- _DATA ENTRIES_:
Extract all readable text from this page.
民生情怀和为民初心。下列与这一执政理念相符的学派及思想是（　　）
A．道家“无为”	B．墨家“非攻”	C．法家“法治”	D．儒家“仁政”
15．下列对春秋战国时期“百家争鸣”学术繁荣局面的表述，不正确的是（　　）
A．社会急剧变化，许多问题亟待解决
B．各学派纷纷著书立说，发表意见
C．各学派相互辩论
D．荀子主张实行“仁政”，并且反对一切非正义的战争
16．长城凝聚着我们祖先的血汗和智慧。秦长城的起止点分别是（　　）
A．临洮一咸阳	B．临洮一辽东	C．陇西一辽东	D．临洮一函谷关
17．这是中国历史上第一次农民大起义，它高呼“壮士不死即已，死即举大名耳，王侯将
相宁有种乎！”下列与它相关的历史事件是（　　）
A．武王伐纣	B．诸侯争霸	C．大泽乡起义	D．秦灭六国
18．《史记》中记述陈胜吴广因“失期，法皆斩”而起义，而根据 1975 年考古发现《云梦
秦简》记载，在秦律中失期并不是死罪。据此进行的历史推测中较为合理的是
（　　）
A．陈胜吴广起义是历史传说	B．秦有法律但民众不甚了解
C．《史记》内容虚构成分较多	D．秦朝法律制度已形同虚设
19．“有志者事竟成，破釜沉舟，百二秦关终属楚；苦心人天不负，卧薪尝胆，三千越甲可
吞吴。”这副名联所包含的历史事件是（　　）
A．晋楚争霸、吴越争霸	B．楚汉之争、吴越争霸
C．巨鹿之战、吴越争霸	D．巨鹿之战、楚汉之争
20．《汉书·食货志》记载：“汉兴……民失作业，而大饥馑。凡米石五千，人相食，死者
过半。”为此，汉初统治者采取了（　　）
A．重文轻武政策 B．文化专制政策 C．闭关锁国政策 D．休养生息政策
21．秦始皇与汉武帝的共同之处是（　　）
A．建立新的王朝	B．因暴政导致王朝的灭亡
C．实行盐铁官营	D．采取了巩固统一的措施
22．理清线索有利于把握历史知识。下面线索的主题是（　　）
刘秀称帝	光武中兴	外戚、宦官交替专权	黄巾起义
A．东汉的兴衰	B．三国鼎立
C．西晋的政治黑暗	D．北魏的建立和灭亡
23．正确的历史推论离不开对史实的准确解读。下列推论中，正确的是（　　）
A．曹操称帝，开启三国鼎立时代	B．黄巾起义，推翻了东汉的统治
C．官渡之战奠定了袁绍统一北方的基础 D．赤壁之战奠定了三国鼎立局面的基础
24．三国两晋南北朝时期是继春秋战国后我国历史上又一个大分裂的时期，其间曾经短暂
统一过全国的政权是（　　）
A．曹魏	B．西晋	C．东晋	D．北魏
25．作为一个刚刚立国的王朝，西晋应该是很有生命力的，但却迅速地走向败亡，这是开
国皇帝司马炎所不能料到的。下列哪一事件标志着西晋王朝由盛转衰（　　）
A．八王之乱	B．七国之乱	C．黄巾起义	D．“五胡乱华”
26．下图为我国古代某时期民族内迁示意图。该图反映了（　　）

- _YOUR INSTRUCTIONS_:
Set down each entry again, unchanged.

- _TASK ANSWER_:
Extract all readable text from this page.
民生情怀和为民初心。下列与这一执政理念相符的学派及思想是（　　）
A．道家“无为”	B．墨家“非攻”	C．法家“法治”	D．儒家“仁政”
15．下列对春秋战国时期“百家争鸣”学术繁荣局面的表述，不正确的是（　　）
A．社会急剧变化，许多问题亟待解决
B．各学派纷纷著书立说，发表意见
C．各学派相互辩论
D．荀子主张实行“仁政”，并且反对一切非正义的战争
16．长城凝聚着我们祖先的血汗和智慧。秦长城的起止点分别是（　　）
A．临洮一咸阳	B．临洮一辽东	C．陇西一辽东	D．临洮一函谷关
17．这是中国历史上第一次农民大起义，它高呼“壮士不死即已，死即举大名耳，王侯将
相宁有种乎！”下列与它相关的历史事件是（　　）
A．武王伐纣	B．诸侯争霸	C．大泽乡起义	D．秦灭六国
18．《史记》中记述陈胜吴广因“失期，法皆斩”而起义，而根据 1975 年考古发现《云梦
秦简》记载，在秦律中失期并不是死罪。据此进行的历史推测中较为合理的是
（　　）
A．陈胜吴广起义是历史传说	B．秦有法律但民众不甚了解
C．《史记》内容虚构成分较多	D．秦朝法律制度已形同虚设
19．“有志者事竟成，破釜沉舟，百二秦关终属楚；苦心人天不负，卧薪尝胆，三千越甲可
吞吴。”这副名联所包含的历史事件是（　　）
A．晋楚争霸、吴越争霸	B．楚汉之争、吴越争霸
C．巨鹿之战、吴越争霸	D．巨鹿之战、楚汉之争
20．《汉书·食货志》记载：“汉兴……民失作业，而大饥馑。凡米石五千，人相食，死者
过半。”为此，汉初统治者采取了（　　）
A．重文轻武政策 B．文化专制政策 C．闭关锁国政策 D．休养生息政策
21．秦始皇与汉武帝的共同之处是（　　）
A．建立新的王朝	B．因暴政导致王朝的灭亡
C．实行盐铁官营	D．采取了巩固统一的措施
22．理清线索有利于把握历史知识。下面线索的主题是（　　）
刘秀称帝	光武中兴	外戚、宦官交替专权	黄巾起义
A．东汉的兴衰	B．三国鼎立
C．西晋的政治黑暗	D．北魏的建立和灭亡
23．正确的历史推论离不开对史实的准确解读。下列推论中，正确的是（　　）
A．曹操称帝，开启三国鼎立时代	B．黄巾起义，推翻了东汉的统治
C．官渡之战奠定了袁绍统一北方的基础 D．赤壁之战奠定了三国鼎立局面的基础
24．三国两晋南北朝时期是继春秋战国后我国历史上又一个大分裂的时期，其间曾经短暂
统一过全国的政权是（　　）
A．曹魏	B．西晋	C．东晋	D．北魏
25．作为一个刚刚立国的王朝，西晋应该是很有生命力的，但却迅速地走向败亡，这是开
国皇帝司马炎所不能料到的。下列哪一事件标志着西晋王朝由盛转衰（　　）
A．八王之乱	B．七国之乱	C．黄巾起义	D．“五胡乱华”
26．下图为我国古代某时期民族内迁示意图。该图反映了（　　）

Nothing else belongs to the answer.